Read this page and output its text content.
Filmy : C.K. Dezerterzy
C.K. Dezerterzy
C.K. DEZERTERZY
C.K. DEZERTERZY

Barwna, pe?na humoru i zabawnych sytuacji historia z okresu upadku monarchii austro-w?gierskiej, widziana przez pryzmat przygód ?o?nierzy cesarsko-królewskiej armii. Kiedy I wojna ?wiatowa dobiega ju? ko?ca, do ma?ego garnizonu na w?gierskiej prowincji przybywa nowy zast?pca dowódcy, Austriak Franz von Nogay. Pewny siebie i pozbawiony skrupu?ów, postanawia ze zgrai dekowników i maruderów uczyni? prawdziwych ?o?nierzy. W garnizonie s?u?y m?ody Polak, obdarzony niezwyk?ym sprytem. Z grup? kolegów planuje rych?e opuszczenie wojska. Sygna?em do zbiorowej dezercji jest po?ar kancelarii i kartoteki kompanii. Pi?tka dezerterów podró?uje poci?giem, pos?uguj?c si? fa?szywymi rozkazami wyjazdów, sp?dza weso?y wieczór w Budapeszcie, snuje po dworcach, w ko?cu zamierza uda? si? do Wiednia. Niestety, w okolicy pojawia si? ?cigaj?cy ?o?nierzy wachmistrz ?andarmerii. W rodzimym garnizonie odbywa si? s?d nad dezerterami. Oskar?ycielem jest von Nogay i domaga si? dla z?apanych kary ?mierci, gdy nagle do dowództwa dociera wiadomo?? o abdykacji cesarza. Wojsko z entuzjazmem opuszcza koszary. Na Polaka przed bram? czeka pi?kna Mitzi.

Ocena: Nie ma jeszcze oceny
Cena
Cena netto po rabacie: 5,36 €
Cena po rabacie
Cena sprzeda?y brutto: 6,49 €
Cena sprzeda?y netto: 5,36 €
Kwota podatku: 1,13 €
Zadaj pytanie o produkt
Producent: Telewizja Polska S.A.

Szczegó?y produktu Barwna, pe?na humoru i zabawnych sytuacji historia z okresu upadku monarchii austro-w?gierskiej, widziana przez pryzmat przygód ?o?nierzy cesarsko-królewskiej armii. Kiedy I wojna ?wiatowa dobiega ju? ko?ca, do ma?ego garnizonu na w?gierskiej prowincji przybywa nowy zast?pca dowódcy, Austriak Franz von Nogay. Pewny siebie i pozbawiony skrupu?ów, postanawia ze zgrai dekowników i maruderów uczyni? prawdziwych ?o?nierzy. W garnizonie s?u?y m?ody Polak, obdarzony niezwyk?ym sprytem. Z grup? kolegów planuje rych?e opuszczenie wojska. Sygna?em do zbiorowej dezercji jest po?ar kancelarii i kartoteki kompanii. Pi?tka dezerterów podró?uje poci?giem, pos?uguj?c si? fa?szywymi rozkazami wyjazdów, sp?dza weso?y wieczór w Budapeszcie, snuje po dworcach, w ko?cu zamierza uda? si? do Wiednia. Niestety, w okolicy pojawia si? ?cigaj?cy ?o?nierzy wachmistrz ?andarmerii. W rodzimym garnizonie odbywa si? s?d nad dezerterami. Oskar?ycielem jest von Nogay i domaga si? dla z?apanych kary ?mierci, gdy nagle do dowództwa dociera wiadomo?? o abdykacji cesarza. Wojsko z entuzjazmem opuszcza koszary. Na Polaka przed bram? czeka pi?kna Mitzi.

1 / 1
--------------------------------
**Directions**
Scan the material above. Copy each line where "sprzeda" occurs.

**Output below**
Cena sprzeda?y brutto: 6,49 €
Cena sprzeda?y netto: 5,36 €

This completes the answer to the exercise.